[Excerpts from a layout annotation set]
________________________

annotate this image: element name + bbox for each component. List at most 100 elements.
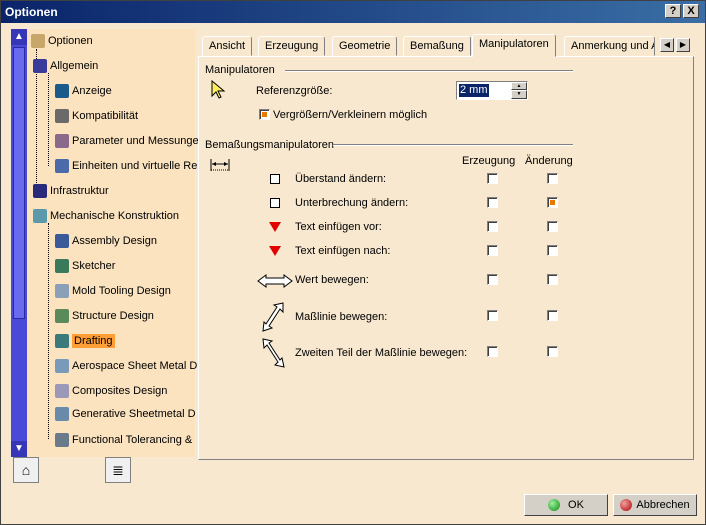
resize-label: Vergrößern/Verkleinern möglich (273, 109, 428, 121)
bemassung-group-title: Bemaßungsmanipulatoren (205, 139, 335, 151)
scroll-down-arrow-icon[interactable]: ▼ (11, 441, 27, 457)
column-erzeugung: Erzeugung (462, 155, 516, 167)
tab-scroll-right-icon[interactable]: ▶ (676, 38, 690, 52)
move-second-part-icon (262, 338, 285, 368)
overrun-symbol-icon (270, 174, 280, 184)
tree-item-mold-tooling-design[interactable]: Mold Tooling Design (55, 282, 171, 300)
compatibility-icon (55, 109, 69, 124)
masslinie-erzeugung-checkbox[interactable] (487, 310, 498, 321)
spin-down-icon[interactable]: ▼ (511, 90, 527, 99)
ok-icon (548, 499, 561, 512)
tree-item-composites-design[interactable]: Composites Design (55, 382, 167, 400)
manipulatoren-group-title: Manipulatoren (205, 64, 275, 76)
tree-item-parameter[interactable]: Parameter und Messunge (55, 132, 199, 150)
tree-item-aerospace-sheet-metal[interactable]: Aerospace Sheet Metal D (55, 357, 197, 375)
tree-item-infrastruktur[interactable]: Infrastruktur (33, 182, 109, 200)
row-label-masslinie-bewegen: Maßlinie bewegen: (295, 311, 388, 323)
tree-item-functional-tolerancing[interactable]: Functional Tolerancing & (55, 431, 192, 449)
mold-tooling-icon (55, 284, 69, 299)
spin-up-icon[interactable]: ▲ (511, 82, 527, 90)
structure-design-icon (55, 309, 69, 324)
unterbrechung-erzeugung-checkbox[interactable] (487, 197, 498, 208)
tab-ansicht[interactable]: Ansicht (202, 36, 253, 56)
move-dimension-line-icon (262, 302, 284, 332)
assembly-design-icon (55, 234, 69, 249)
referenz-spinbox[interactable]: 2 mm ▲ ▼ (456, 81, 528, 100)
parameters-icon (55, 134, 69, 149)
functional-tolerancing-icon (55, 433, 69, 448)
tree-root-optionen[interactable]: Optionen (31, 32, 93, 50)
wert-bewegen-aenderung-checkbox[interactable] (547, 274, 558, 285)
reset-options-icon[interactable]: ⌂ (13, 457, 39, 483)
zweiter-teil-aenderung-checkbox[interactable] (547, 346, 558, 357)
ueberstand-erzeugung-checkbox[interactable] (487, 173, 498, 184)
group-separator (285, 70, 573, 72)
tab-manipulatoren[interactable]: Manipulatoren (472, 34, 556, 57)
row-label-unterbrechung: Unterbrechung ändern: (295, 197, 409, 209)
title-bar: Optionen ? X (1, 1, 705, 23)
tab-geometrie[interactable]: Geometrie (332, 36, 398, 56)
zweiter-teil-erzeugung-checkbox[interactable] (487, 346, 498, 357)
row-label-ueberstand: Überstand ändern: (295, 173, 387, 185)
tree-item-structure-design[interactable]: Structure Design (55, 307, 154, 325)
spin-buttons: ▲ ▼ (511, 82, 527, 99)
units-icon (55, 159, 69, 174)
tree-item-sketcher[interactable]: Sketcher (55, 257, 115, 275)
tab-bemassung[interactable]: Bemaßung (403, 36, 471, 56)
text-vor-aenderung-checkbox[interactable] (547, 221, 558, 232)
wert-bewegen-erzeugung-checkbox[interactable] (487, 274, 498, 285)
general-icon (33, 59, 47, 74)
row-label-zweiter-teil: Zweiten Teil der Maßlinie bewegen: (295, 347, 468, 359)
options-dialog: Optionen ? X ▲ ▼ Optionen Allgemein Anze… (0, 0, 706, 525)
ueberstand-aenderung-checkbox[interactable] (547, 173, 558, 184)
options-root-icon (31, 34, 45, 49)
referenz-label: Referenzgröße: (256, 85, 333, 97)
tree-item-einheiten[interactable]: Einheiten und virtuelle Re (55, 157, 197, 175)
tab-erzeugung[interactable]: Erzeugung (258, 36, 326, 56)
infrastructure-icon (33, 184, 47, 199)
resize-checkbox[interactable] (259, 109, 270, 120)
tree-item-drafting[interactable]: Drafting (55, 332, 115, 350)
tree-scrollbar[interactable]: ▲ ▼ (11, 29, 27, 457)
text-vor-erzeugung-checkbox[interactable] (487, 221, 498, 232)
help-button[interactable]: ? (665, 4, 681, 18)
text-nach-erzeugung-checkbox[interactable] (487, 245, 498, 256)
insert-text-before-icon (269, 222, 281, 232)
tree-item-assembly-design[interactable]: Assembly Design (55, 232, 157, 250)
tree-item-mechanische-konstruktion[interactable]: Mechanische Konstruktion (33, 207, 179, 225)
mechanical-design-icon (33, 209, 47, 224)
masslinie-aenderung-checkbox[interactable] (547, 310, 558, 321)
text-nach-aenderung-checkbox[interactable] (547, 245, 558, 256)
cancel-icon (620, 499, 633, 512)
group-separator (333, 144, 573, 146)
window-title: Optionen (5, 5, 58, 19)
tree-item-allgemein[interactable]: Allgemein (33, 57, 98, 75)
generative-sheetmetal-icon (55, 407, 69, 422)
tree-line (48, 73, 49, 166)
display-icon (55, 84, 69, 99)
cursor-arrow-icon (211, 80, 226, 99)
dimension-icon (210, 159, 230, 171)
sketcher-icon (55, 259, 69, 274)
drafting-icon (55, 334, 69, 349)
column-aenderung: Änderung (525, 155, 573, 167)
tree-item-generative-sheetmetal[interactable]: Generative Sheetmetal D (55, 405, 196, 423)
tab-scroll-left-icon[interactable]: ◀ (660, 38, 674, 52)
row-label-wert-bewegen: Wert bewegen: (295, 274, 369, 286)
row-label-text-nach: Text einfügen nach: (295, 245, 391, 257)
aerospace-sheet-metal-icon (55, 359, 69, 374)
scroll-thumb[interactable] (13, 47, 25, 319)
tab-anmerkung[interactable]: Anmerkung und A (564, 36, 655, 56)
cancel-button[interactable]: Abbrechen (613, 494, 697, 516)
tree-item-kompatibilitaet[interactable]: Kompatibilität (55, 107, 138, 125)
tab-bar: Ansicht Erzeugung Geometrie Bemaßung Man… (198, 34, 698, 57)
tree-item-anzeige[interactable]: Anzeige (55, 82, 112, 100)
unterbrechung-aenderung-checkbox[interactable] (547, 197, 558, 208)
referenz-value[interactable]: 2 mm (459, 84, 489, 97)
show-parameters-icon[interactable]: ≣ (105, 457, 131, 483)
ok-button[interactable]: OK (524, 494, 608, 516)
scroll-up-arrow-icon[interactable]: ▲ (11, 29, 27, 45)
move-value-icon (257, 274, 293, 288)
tree-line (48, 223, 49, 439)
close-button[interactable]: X (683, 4, 699, 18)
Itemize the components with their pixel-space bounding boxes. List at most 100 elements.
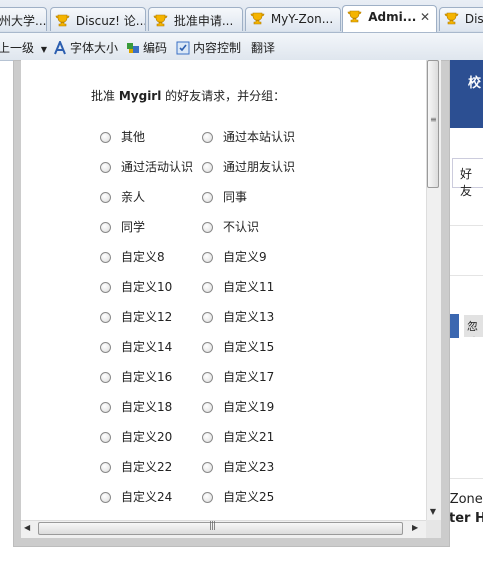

________________________

### Do this:
Transcribe all of the data above word for word, leaving out the pictures.

### Exercise output:
annotate this image: element name + bbox for each component. List at most 100 elements.
resize-label: Vergrößern/Verkleinern möglich (273, 109, 428, 121)
bemassung-group-title: Bemaßungsmanipulatoren (205, 139, 335, 151)
scroll-down-arrow-icon[interactable]: ▼ (11, 441, 27, 457)
column-erzeugung: Erzeugung (462, 155, 516, 167)
tab-scroll-right-icon[interactable]: ▶ (676, 38, 690, 52)
move-second-part-icon (262, 338, 285, 368)
overrun-symbol-icon (270, 174, 280, 184)
tree-item-mold-tooling-design[interactable]: Mold Tooling Design (55, 282, 171, 300)
compatibility-icon (55, 109, 69, 124)
masslinie-erzeugung-checkbox[interactable] (487, 310, 498, 321)
spin-down-icon[interactable]: ▼ (511, 90, 527, 99)
ok-icon (548, 499, 561, 512)
tree-item-composites-design[interactable]: Composites Design (55, 382, 167, 400)
manipulatoren-group-title: Manipulatoren (205, 64, 275, 76)
tree-item-parameter[interactable]: Parameter und Messunge (55, 132, 199, 150)
tree-item-aerospace-sheet-metal[interactable]: Aerospace Sheet Metal D (55, 357, 197, 375)
tree-item-infrastruktur[interactable]: Infrastruktur (33, 182, 109, 200)
row-label-masslinie-bewegen: Maßlinie bewegen: (295, 311, 388, 323)
tree-item-functional-tolerancing[interactable]: Functional Tolerancing & (55, 431, 192, 449)
mold-tooling-icon (55, 284, 69, 299)
spin-up-icon[interactable]: ▲ (511, 82, 527, 90)
structure-design-icon (55, 309, 69, 324)
unterbrechung-erzeugung-checkbox[interactable] (487, 197, 498, 208)
tab-ansicht[interactable]: Ansicht (202, 36, 253, 56)
move-dimension-line-icon (262, 302, 284, 332)
assembly-design-icon (55, 234, 69, 249)
referenz-spinbox[interactable]: 2 mm ▲ ▼ (456, 81, 528, 100)
parameters-icon (55, 134, 69, 149)
functional-tolerancing-icon (55, 433, 69, 448)
tree-root-optionen[interactable]: Optionen (31, 32, 93, 50)
wert-bewegen-aenderung-checkbox[interactable] (547, 274, 558, 285)
reset-options-icon[interactable]: ⌂ (13, 457, 39, 483)
zweiter-teil-aenderung-checkbox[interactable] (547, 346, 558, 357)
ueberstand-erzeugung-checkbox[interactable] (487, 173, 498, 184)
group-separator (285, 70, 573, 72)
tab-manipulatoren[interactable]: Manipulatoren (472, 34, 556, 57)
row-label-unterbrechung: Unterbrechung ändern: (295, 197, 409, 209)
title-bar: Optionen ? X (1, 1, 705, 23)
tab-geometrie[interactable]: Geometrie (332, 36, 398, 56)
zweiter-teil-erzeugung-checkbox[interactable] (487, 346, 498, 357)
row-label-ueberstand: Überstand ändern: (295, 173, 387, 185)
tree-item-structure-design[interactable]: Structure Design (55, 307, 154, 325)
spin-buttons: ▲ ▼ (511, 82, 527, 99)
units-icon (55, 159, 69, 174)
tree-item-sketcher[interactable]: Sketcher (55, 257, 115, 275)
tab-bemassung[interactable]: Bemaßung (403, 36, 471, 56)
text-vor-aenderung-checkbox[interactable] (547, 221, 558, 232)
wert-bewegen-erzeugung-checkbox[interactable] (487, 274, 498, 285)
general-icon (33, 59, 47, 74)
row-label-zweiter-teil: Zweiten Teil der Maßlinie bewegen: (295, 347, 468, 359)
options-dialog: Optionen ? X ▲ ▼ Optionen Allgemein Anze… (0, 0, 706, 525)
ueberstand-aenderung-checkbox[interactable] (547, 173, 558, 184)
options-root-icon (31, 34, 45, 49)
referenz-label: Referenzgröße: (256, 85, 333, 97)
tree-item-einheiten[interactable]: Einheiten und virtuelle Re (55, 157, 197, 175)
tab-erzeugung[interactable]: Erzeugung (258, 36, 326, 56)
infrastructure-icon (33, 184, 47, 199)
resize-checkbox[interactable] (259, 109, 270, 120)
tree-item-drafting[interactable]: Drafting (55, 332, 115, 350)
tree-scrollbar[interactable]: ▲ ▼ (11, 29, 27, 457)
text-vor-erzeugung-checkbox[interactable] (487, 221, 498, 232)
help-button[interactable]: ? (665, 4, 681, 18)
text-nach-erzeugung-checkbox[interactable] (487, 245, 498, 256)
insert-text-before-icon (269, 222, 281, 232)
tree-item-assembly-design[interactable]: Assembly Design (55, 232, 157, 250)
tree-item-mechanische-konstruktion[interactable]: Mechanische Konstruktion (33, 207, 179, 225)
mechanical-design-icon (33, 209, 47, 224)
masslinie-aenderung-checkbox[interactable] (547, 310, 558, 321)
text-nach-aenderung-checkbox[interactable] (547, 245, 558, 256)
cancel-icon (620, 499, 633, 512)
group-separator (333, 144, 573, 146)
window-title: Optionen (5, 5, 58, 19)
tree-item-allgemein[interactable]: Allgemein (33, 57, 98, 75)
generative-sheetmetal-icon (55, 407, 69, 422)
tree-line (48, 73, 49, 166)
display-icon (55, 84, 69, 99)
cursor-arrow-icon (211, 80, 226, 99)
dimension-icon (210, 159, 230, 171)
sketcher-icon (55, 259, 69, 274)
drafting-icon (55, 334, 69, 349)
column-aenderung: Änderung (525, 155, 573, 167)
tree-item-generative-sheetmetal[interactable]: Generative Sheetmetal D (55, 405, 196, 423)
tab-scroll-left-icon[interactable]: ◀ (660, 38, 674, 52)
row-label-wert-bewegen: Wert bewegen: (295, 274, 369, 286)
row-label-text-nach: Text einfügen nach: (295, 245, 391, 257)
aerospace-sheet-metal-icon (55, 359, 69, 374)
scroll-thumb[interactable] (13, 47, 25, 319)
tab-anmerkung[interactable]: Anmerkung und A (564, 36, 655, 56)
cancel-button[interactable]: Abbrechen (613, 494, 697, 516)
tree-item-kompatibilitaet[interactable]: Kompatibilität (55, 107, 138, 125)
tab-bar: Ansicht Erzeugung Geometrie Bemaßung Man… (198, 34, 698, 57)
tree-item-anzeige[interactable]: Anzeige (55, 82, 112, 100)
unterbrechung-aenderung-checkbox[interactable] (547, 197, 558, 208)
referenz-value[interactable]: 2 mm (459, 84, 489, 97)
show-parameters-icon[interactable]: ≣ (105, 457, 131, 483)
ok-button[interactable]: OK (524, 494, 608, 516)
scroll-up-arrow-icon[interactable]: ▲ (11, 29, 27, 45)
move-value-icon (257, 274, 293, 288)
tree-line (48, 223, 49, 439)
close-button[interactable]: X (683, 4, 699, 18)
Itemize the components with their pixel-space bounding boxes. List at most 100 elements.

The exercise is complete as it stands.